Whenever a line below holds the word "name", copy that line.

⁂

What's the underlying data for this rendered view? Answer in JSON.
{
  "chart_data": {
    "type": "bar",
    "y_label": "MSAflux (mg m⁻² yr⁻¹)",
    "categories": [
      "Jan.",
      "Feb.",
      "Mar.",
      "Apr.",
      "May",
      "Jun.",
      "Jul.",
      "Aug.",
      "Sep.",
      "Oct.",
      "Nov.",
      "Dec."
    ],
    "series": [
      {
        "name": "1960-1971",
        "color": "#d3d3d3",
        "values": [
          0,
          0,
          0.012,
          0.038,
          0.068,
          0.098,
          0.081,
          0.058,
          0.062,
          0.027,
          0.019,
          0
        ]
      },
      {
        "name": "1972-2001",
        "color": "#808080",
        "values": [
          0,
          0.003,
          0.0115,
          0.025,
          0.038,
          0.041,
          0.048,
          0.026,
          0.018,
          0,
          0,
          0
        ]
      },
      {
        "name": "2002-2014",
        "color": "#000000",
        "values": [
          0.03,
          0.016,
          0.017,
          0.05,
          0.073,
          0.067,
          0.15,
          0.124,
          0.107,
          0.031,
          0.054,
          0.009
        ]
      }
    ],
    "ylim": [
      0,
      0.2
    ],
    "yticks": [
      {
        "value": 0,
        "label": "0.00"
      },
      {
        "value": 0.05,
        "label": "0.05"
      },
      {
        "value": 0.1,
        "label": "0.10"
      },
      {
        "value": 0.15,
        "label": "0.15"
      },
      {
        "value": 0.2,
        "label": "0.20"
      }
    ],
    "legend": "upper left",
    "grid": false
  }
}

⁂

- SOLUTION FOR THIS EXERCISE:
        "name": "1960-1971",
        "name": "1972-2001",
        "name": "2002-2014",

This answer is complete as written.